> [INSTRUCTION]
Could you retype, character for character, the stretch of the listing below that opens with the line containing "bar [957, 235, 967, 445]" and closes with the line containing "bar [264, 235, 274, 445]", including both of those lines?

> [ROWS]
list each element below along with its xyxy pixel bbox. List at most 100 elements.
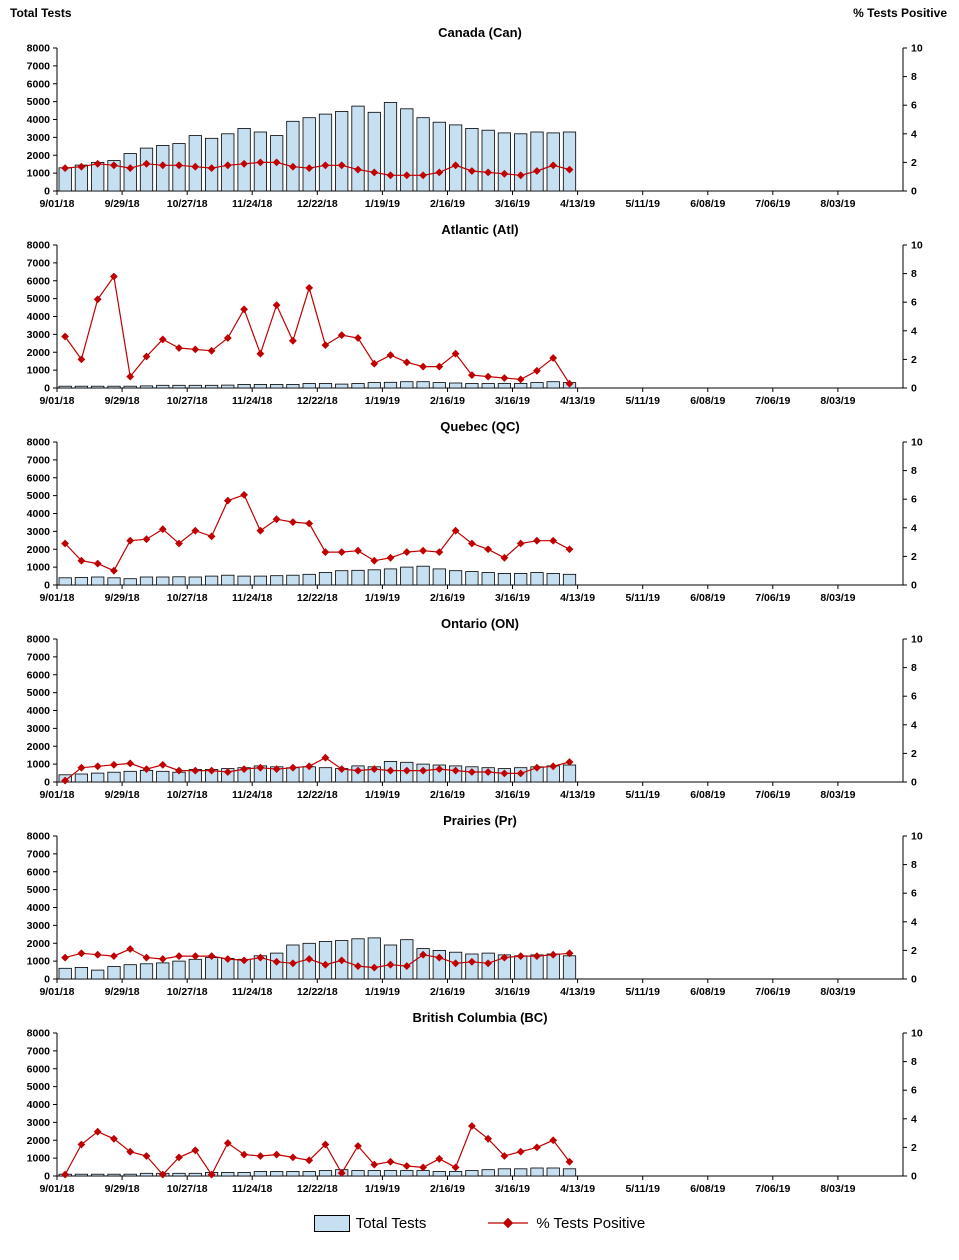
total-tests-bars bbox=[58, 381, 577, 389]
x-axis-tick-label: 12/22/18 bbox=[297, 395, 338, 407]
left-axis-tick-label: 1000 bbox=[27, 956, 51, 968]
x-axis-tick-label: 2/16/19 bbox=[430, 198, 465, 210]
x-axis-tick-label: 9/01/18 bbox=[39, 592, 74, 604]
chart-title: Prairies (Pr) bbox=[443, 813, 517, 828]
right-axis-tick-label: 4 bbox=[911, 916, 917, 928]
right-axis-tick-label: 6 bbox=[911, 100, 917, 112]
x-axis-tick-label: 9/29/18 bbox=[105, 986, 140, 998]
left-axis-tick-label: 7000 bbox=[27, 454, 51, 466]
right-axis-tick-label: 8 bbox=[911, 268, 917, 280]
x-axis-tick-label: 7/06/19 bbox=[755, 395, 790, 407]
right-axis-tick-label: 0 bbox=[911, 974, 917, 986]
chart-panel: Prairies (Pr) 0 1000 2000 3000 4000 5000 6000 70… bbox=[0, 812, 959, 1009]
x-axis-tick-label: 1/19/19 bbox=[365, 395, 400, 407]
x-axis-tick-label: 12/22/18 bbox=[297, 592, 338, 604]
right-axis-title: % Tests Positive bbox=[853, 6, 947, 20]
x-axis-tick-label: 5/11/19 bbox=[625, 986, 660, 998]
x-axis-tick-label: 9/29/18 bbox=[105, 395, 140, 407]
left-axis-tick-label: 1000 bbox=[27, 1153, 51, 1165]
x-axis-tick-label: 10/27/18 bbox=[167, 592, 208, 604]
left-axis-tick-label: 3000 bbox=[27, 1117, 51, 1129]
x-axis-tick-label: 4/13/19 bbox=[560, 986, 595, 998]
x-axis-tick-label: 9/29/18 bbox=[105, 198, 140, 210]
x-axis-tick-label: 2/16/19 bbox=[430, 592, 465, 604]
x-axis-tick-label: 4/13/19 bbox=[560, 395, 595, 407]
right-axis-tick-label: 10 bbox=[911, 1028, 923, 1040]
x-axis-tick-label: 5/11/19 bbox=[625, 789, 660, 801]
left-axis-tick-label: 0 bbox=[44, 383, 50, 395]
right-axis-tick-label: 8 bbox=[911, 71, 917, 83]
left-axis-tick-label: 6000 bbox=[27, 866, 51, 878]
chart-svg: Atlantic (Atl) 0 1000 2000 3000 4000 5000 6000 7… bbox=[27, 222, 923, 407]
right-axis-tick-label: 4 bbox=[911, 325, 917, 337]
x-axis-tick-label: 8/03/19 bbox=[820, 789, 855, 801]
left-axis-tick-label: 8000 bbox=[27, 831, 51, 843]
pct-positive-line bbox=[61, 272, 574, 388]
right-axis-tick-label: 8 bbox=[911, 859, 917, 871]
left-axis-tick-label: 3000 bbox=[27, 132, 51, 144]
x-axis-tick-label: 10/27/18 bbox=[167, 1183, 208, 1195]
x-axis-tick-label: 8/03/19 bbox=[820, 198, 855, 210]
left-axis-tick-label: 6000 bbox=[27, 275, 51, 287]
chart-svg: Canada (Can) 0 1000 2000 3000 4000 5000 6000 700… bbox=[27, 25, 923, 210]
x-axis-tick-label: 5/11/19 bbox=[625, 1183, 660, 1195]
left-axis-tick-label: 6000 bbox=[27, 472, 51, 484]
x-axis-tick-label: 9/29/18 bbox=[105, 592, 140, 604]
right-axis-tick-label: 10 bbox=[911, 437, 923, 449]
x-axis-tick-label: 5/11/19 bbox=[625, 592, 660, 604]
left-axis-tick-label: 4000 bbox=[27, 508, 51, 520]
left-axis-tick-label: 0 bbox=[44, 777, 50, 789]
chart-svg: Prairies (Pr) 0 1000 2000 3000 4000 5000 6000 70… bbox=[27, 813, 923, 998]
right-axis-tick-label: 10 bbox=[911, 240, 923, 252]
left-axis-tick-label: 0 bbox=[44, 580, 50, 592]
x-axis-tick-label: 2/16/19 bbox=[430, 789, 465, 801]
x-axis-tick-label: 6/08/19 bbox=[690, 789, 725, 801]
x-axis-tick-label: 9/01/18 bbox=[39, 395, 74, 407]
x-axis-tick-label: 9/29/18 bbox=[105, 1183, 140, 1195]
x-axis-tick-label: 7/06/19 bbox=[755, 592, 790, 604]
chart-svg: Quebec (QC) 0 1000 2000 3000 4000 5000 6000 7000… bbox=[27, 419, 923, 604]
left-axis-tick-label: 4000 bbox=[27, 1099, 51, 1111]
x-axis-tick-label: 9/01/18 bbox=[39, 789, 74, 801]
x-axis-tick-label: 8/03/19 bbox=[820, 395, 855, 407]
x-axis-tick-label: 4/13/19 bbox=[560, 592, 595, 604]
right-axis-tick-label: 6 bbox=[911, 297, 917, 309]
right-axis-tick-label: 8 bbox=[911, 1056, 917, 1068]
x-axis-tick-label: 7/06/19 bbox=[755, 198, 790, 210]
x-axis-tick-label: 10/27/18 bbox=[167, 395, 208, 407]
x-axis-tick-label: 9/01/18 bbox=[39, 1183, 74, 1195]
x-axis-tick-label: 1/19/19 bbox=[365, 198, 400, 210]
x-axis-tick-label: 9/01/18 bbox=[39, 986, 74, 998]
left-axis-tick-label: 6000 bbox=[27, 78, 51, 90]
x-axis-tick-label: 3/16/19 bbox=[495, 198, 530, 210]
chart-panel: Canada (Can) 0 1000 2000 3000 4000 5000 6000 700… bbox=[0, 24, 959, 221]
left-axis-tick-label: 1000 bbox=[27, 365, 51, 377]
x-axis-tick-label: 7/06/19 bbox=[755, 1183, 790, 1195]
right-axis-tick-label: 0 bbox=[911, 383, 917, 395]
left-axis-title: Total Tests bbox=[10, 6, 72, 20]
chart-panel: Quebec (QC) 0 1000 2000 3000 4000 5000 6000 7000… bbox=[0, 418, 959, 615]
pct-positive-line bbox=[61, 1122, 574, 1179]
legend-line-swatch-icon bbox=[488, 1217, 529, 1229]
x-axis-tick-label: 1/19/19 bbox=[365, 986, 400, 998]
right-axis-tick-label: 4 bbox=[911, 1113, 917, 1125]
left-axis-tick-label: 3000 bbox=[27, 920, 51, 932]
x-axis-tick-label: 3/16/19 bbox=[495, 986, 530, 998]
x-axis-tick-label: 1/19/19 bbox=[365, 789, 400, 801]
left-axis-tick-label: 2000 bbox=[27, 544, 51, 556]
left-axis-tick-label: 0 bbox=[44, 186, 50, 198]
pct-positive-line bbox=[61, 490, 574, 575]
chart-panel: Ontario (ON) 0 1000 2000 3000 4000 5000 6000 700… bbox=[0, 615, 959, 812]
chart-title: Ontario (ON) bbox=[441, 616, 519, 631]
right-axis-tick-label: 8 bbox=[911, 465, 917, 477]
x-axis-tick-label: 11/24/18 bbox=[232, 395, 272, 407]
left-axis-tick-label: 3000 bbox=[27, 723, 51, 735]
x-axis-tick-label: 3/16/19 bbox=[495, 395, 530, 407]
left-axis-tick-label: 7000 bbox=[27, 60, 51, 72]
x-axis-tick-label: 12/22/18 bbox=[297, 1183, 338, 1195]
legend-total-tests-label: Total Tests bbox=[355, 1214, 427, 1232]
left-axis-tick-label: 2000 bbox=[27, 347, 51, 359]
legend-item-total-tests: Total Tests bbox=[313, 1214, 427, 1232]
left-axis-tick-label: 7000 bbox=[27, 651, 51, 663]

...

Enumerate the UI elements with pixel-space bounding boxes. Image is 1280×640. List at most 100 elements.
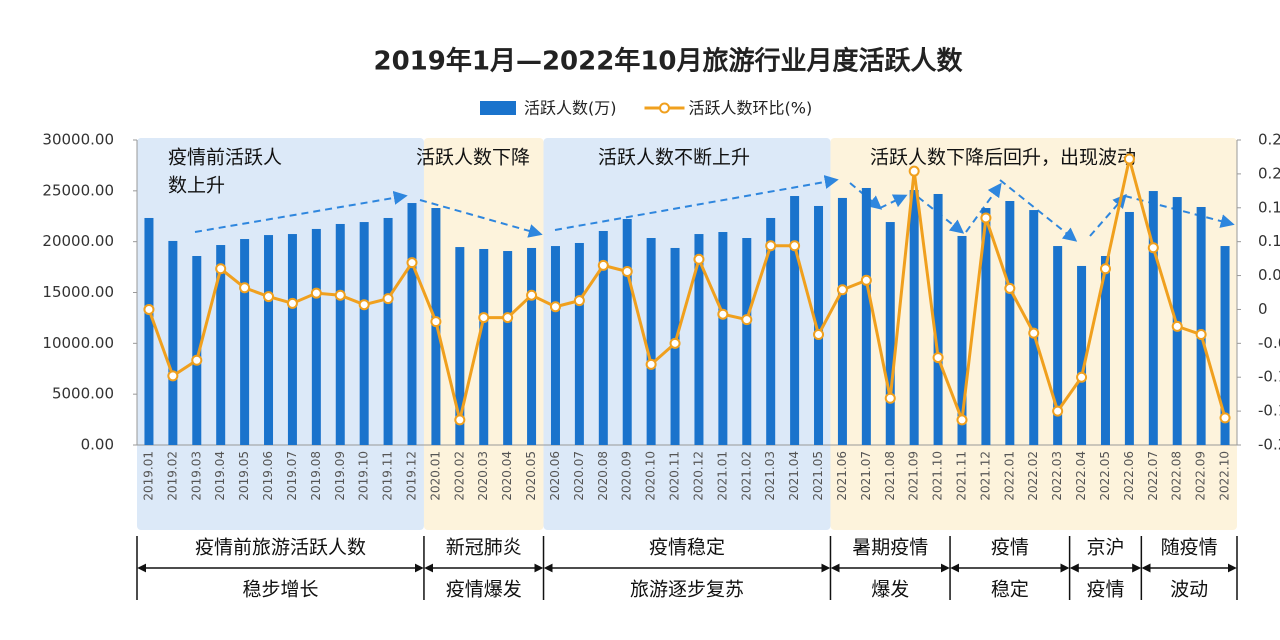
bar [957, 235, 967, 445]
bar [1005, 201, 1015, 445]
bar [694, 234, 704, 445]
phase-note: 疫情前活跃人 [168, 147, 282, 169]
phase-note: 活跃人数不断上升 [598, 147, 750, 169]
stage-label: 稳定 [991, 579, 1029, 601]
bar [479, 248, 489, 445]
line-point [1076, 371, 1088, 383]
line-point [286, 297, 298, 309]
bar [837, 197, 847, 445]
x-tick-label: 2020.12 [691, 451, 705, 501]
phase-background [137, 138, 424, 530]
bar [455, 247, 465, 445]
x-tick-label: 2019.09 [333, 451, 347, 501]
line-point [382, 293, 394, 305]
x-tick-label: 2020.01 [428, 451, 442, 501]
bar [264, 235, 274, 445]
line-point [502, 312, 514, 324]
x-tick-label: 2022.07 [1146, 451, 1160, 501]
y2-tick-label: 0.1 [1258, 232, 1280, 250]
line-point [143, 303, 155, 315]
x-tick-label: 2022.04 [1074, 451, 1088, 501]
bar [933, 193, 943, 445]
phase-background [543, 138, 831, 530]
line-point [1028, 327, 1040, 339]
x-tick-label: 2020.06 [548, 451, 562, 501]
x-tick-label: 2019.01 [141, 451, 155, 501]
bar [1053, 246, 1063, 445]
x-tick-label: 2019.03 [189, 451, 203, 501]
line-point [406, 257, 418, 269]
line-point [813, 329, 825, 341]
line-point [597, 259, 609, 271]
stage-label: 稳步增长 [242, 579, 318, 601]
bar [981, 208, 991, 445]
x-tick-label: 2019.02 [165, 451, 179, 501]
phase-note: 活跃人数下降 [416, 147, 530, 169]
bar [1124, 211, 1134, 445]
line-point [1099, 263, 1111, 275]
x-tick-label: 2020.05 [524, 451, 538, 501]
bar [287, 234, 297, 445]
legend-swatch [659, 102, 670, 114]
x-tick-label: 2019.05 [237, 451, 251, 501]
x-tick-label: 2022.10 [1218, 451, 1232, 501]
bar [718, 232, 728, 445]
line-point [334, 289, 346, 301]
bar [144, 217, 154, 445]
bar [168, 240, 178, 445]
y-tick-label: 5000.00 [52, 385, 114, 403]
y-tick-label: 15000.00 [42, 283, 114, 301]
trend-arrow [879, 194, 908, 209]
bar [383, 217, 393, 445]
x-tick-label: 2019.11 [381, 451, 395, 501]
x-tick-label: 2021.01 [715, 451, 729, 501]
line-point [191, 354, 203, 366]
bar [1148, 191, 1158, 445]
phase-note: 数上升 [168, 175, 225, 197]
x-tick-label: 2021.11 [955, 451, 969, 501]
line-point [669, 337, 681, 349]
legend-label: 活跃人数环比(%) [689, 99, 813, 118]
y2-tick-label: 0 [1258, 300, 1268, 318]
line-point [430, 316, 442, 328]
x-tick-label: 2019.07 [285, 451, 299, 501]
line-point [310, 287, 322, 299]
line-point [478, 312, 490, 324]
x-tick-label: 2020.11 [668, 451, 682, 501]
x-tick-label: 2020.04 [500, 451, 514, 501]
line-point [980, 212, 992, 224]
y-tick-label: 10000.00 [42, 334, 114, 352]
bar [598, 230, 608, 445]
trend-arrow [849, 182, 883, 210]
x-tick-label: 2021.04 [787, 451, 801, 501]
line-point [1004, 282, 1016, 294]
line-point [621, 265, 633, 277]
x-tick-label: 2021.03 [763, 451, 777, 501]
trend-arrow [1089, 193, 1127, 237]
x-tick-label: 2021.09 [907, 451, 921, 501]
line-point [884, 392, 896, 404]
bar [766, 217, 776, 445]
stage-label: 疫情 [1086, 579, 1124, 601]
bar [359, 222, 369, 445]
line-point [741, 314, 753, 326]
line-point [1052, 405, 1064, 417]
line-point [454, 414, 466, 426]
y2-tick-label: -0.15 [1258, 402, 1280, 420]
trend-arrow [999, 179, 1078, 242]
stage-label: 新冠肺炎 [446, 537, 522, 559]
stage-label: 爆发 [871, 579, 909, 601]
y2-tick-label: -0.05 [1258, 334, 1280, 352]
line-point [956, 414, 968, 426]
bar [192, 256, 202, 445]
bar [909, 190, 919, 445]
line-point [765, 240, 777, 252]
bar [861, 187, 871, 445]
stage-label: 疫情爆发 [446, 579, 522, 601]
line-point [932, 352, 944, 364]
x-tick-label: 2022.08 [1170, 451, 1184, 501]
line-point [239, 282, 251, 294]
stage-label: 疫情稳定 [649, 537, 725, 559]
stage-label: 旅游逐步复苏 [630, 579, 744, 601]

* * *

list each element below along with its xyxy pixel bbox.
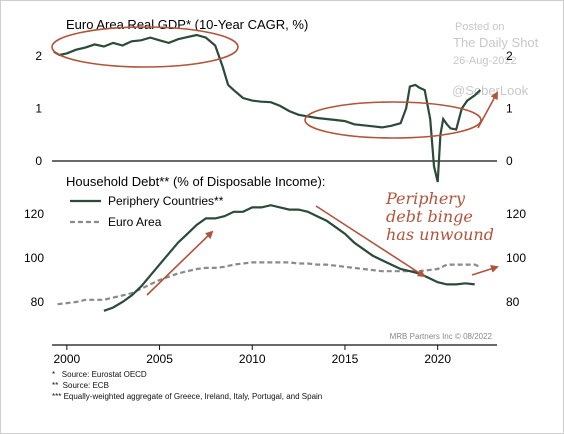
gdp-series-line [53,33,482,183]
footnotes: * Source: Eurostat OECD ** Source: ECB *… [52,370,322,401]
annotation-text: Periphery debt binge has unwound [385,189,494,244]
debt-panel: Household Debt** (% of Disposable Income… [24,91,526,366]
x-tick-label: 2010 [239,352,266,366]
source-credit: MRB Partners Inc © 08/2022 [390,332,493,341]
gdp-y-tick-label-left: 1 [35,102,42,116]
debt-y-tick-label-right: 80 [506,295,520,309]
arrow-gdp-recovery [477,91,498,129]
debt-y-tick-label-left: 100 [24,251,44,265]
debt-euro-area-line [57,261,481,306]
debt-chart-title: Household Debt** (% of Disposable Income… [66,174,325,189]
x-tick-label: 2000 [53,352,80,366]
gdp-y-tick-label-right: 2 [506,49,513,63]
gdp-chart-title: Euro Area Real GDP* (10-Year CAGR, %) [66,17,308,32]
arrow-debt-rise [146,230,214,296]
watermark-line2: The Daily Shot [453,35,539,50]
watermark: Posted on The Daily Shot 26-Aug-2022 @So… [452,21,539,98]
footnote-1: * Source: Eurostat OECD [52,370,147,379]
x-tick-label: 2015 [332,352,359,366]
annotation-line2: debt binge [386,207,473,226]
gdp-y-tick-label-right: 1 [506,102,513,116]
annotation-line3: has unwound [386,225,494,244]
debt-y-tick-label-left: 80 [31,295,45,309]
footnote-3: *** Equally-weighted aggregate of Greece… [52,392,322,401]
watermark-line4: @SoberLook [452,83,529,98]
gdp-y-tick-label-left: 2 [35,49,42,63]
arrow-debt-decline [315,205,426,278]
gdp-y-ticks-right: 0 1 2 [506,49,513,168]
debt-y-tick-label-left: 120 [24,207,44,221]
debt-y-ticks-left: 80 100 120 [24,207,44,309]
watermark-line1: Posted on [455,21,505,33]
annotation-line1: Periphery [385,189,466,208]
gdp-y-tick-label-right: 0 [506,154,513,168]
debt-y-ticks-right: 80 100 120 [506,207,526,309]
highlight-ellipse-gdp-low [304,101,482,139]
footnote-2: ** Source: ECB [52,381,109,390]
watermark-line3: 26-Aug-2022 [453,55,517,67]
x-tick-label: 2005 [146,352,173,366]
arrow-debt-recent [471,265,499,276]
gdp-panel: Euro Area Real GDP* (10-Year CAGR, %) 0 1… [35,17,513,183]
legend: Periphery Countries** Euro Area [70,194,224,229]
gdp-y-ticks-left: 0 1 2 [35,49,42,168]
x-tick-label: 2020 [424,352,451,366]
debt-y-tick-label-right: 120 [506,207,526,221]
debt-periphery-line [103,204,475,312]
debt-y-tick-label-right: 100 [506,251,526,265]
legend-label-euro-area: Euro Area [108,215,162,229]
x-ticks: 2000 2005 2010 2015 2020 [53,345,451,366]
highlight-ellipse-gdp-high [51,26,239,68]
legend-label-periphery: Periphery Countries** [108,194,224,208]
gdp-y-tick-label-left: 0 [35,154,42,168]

> [RESPONSE TO THE EXERCISE]
bar [957, 235, 967, 445]
bar [1005, 201, 1015, 445]
bar [694, 234, 704, 445]
phase-note: 疫情前活跃人 [168, 147, 282, 169]
phase-note: 活跃人数不断上升 [598, 147, 750, 169]
stage-label: 稳定 [991, 579, 1029, 601]
bar [479, 248, 489, 445]
line-point [1076, 371, 1088, 383]
line-point [286, 297, 298, 309]
bar [837, 197, 847, 445]
x-tick-label: 2020.12 [691, 451, 705, 501]
phase-background [137, 138, 424, 530]
bar [455, 247, 465, 445]
x-tick-label: 2019.09 [333, 451, 347, 501]
line-point [382, 293, 394, 305]
x-tick-label: 2020.01 [428, 451, 442, 501]
bar [264, 235, 274, 445]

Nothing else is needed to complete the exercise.